▶ **Aim of the exercise**: Please copy every line of the data below, changing nothing.

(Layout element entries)
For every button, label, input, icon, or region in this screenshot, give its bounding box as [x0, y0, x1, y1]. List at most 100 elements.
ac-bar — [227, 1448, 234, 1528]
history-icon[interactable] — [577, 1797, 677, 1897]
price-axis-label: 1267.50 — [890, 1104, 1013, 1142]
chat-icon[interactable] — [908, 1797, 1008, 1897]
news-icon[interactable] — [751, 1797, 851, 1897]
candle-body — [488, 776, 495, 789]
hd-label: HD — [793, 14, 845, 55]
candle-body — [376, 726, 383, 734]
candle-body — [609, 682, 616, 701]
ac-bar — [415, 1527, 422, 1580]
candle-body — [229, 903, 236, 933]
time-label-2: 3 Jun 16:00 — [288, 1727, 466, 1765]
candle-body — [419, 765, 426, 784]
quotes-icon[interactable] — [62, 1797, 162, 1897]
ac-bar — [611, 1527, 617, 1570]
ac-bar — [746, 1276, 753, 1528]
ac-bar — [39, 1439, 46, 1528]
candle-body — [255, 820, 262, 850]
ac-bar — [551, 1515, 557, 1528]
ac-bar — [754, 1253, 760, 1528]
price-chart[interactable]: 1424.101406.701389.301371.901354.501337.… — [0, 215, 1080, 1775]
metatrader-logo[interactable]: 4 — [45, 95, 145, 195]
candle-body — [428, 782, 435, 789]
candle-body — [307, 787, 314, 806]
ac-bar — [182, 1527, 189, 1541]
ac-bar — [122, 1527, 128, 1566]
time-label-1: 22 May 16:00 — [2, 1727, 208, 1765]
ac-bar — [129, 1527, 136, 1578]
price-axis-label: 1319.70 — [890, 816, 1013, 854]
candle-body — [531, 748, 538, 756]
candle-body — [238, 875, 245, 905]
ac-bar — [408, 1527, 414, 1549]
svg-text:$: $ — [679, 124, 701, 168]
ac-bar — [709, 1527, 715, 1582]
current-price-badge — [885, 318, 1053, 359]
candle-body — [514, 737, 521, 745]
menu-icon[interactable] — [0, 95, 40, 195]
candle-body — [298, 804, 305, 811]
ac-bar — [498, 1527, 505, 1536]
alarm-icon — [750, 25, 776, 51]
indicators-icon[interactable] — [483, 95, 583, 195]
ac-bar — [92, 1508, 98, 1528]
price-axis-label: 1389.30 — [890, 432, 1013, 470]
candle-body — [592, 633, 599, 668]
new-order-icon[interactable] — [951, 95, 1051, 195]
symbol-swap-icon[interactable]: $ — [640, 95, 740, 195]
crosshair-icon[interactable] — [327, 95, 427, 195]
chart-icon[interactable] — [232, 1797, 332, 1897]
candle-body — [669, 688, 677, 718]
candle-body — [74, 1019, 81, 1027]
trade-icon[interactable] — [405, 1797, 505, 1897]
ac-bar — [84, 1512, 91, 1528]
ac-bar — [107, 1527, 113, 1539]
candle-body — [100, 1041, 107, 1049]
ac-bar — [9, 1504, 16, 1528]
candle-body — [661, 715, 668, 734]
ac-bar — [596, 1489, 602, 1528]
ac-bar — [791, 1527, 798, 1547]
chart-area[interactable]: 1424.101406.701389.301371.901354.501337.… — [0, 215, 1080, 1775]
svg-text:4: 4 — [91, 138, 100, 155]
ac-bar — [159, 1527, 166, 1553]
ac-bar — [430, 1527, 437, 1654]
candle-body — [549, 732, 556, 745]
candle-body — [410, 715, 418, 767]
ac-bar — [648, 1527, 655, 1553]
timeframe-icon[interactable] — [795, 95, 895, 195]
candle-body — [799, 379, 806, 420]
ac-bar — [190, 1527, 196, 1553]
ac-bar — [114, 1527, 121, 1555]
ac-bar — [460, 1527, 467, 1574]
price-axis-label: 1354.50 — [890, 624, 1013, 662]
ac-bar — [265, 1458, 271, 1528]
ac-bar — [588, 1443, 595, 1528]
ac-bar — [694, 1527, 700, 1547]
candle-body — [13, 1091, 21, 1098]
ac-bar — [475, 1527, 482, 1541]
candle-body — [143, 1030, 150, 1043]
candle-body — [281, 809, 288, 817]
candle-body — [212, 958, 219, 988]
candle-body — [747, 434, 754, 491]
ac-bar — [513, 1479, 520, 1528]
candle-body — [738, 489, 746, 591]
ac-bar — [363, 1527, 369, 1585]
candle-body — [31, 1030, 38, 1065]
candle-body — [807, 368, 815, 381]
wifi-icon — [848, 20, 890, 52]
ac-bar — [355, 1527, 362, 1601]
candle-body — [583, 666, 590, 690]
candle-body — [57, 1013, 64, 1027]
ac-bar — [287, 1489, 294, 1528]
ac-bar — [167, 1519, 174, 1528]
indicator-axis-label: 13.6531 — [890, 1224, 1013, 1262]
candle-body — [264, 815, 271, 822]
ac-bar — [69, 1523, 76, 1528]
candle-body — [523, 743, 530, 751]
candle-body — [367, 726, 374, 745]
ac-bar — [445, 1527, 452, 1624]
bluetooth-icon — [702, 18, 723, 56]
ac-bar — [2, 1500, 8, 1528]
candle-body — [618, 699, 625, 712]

▶ **Task answer**:
For every button, label, input, icon, or region in this screenshot, give its bounding box as [x0, y0, x1, y1]. List at most 100 elements.
ac-bar — [227, 1448, 234, 1528]
history-icon[interactable] — [577, 1797, 677, 1897]
price-axis-label: 1267.50 — [890, 1104, 1013, 1142]
chat-icon[interactable] — [908, 1797, 1008, 1897]
news-icon[interactable] — [751, 1797, 851, 1897]
candle-body — [488, 776, 495, 789]
hd-label: HD — [793, 14, 845, 55]
candle-body — [376, 726, 383, 734]
candle-body — [609, 682, 616, 701]
ac-bar — [415, 1527, 422, 1580]
candle-body — [229, 903, 236, 933]
time-label-2: 3 Jun 16:00 — [288, 1727, 466, 1765]
candle-body — [419, 765, 426, 784]
quotes-icon[interactable] — [62, 1797, 162, 1897]
ac-bar — [611, 1527, 617, 1570]
ac-bar — [746, 1276, 753, 1528]
ac-bar — [39, 1439, 46, 1528]
candle-body — [255, 820, 262, 850]
ac-bar — [551, 1515, 557, 1528]
ac-bar — [754, 1253, 760, 1528]
price-chart[interactable]: 1424.101406.701389.301371.901354.501337.… — [0, 215, 1080, 1775]
metatrader-logo[interactable]: 4 — [45, 95, 145, 195]
candle-body — [428, 782, 435, 789]
candle-body — [307, 787, 314, 806]
ac-bar — [182, 1527, 189, 1541]
ac-bar — [122, 1527, 128, 1566]
time-label-1: 22 May 16:00 — [2, 1727, 208, 1765]
ac-bar — [129, 1527, 136, 1578]
price-axis-label: 1319.70 — [890, 816, 1013, 854]
candle-body — [531, 748, 538, 756]
candle-body — [238, 875, 245, 905]
ac-bar — [408, 1527, 414, 1549]
svg-text:$: $ — [679, 124, 701, 168]
ac-bar — [709, 1527, 715, 1582]
current-price-badge — [885, 318, 1053, 359]
candle-body — [514, 737, 521, 745]
menu-icon[interactable] — [0, 95, 40, 195]
candle-body — [298, 804, 305, 811]
ac-bar — [498, 1527, 505, 1536]
alarm-icon — [750, 25, 776, 51]
indicators-icon[interactable] — [483, 95, 583, 195]
ac-bar — [92, 1508, 98, 1528]
price-axis-label: 1389.30 — [890, 432, 1013, 470]
candle-body — [592, 633, 599, 668]
new-order-icon[interactable] — [951, 95, 1051, 195]
symbol-swap-icon[interactable]: $ — [640, 95, 740, 195]
crosshair-icon[interactable] — [327, 95, 427, 195]
chart-icon[interactable] — [232, 1797, 332, 1897]
candle-body — [669, 688, 677, 718]
candle-body — [74, 1019, 81, 1027]
trade-icon[interactable] — [405, 1797, 505, 1897]
ac-bar — [84, 1512, 91, 1528]
ac-bar — [107, 1527, 113, 1539]
candle-body — [100, 1041, 107, 1049]
ac-bar — [9, 1504, 16, 1528]
candle-body — [661, 715, 668, 734]
ac-bar — [596, 1489, 602, 1528]
ac-bar — [791, 1527, 798, 1547]
chart-area[interactable]: 1424.101406.701389.301371.901354.501337.… — [0, 215, 1080, 1775]
svg-text:4: 4 — [91, 138, 100, 155]
ac-bar — [159, 1527, 166, 1553]
ac-bar — [430, 1527, 437, 1654]
candle-body — [549, 732, 556, 745]
candle-body — [410, 715, 418, 767]
ac-bar — [648, 1527, 655, 1553]
timeframe-icon[interactable] — [795, 95, 895, 195]
candle-body — [799, 379, 806, 420]
ac-bar — [190, 1527, 196, 1553]
ac-bar — [114, 1527, 121, 1555]
ac-bar — [460, 1527, 467, 1574]
price-axis-label: 1354.50 — [890, 624, 1013, 662]
ac-bar — [265, 1458, 271, 1528]
ac-bar — [588, 1443, 595, 1528]
ac-bar — [694, 1527, 700, 1547]
candle-body — [13, 1091, 21, 1098]
ac-bar — [475, 1527, 482, 1541]
candle-body — [143, 1030, 150, 1043]
candle-body — [281, 809, 288, 817]
candle-body — [212, 958, 219, 988]
candle-body — [747, 434, 754, 491]
ac-bar — [513, 1479, 520, 1528]
candle-body — [738, 489, 746, 591]
ac-bar — [363, 1527, 369, 1585]
candle-body — [31, 1030, 38, 1065]
candle-body — [807, 368, 815, 381]
wifi-icon — [848, 20, 890, 52]
ac-bar — [355, 1527, 362, 1601]
candle-body — [583, 666, 590, 690]
candle-body — [57, 1013, 64, 1027]
ac-bar — [287, 1489, 294, 1528]
ac-bar — [167, 1519, 174, 1528]
indicator-axis-label: 13.6531 — [890, 1224, 1013, 1262]
candle-body — [264, 815, 271, 822]
ac-bar — [69, 1523, 76, 1528]
candle-body — [523, 743, 530, 751]
candle-body — [367, 726, 374, 745]
ac-bar — [445, 1527, 452, 1624]
bluetooth-icon — [702, 18, 723, 56]
ac-bar — [2, 1500, 8, 1528]
candle-body — [618, 699, 625, 712]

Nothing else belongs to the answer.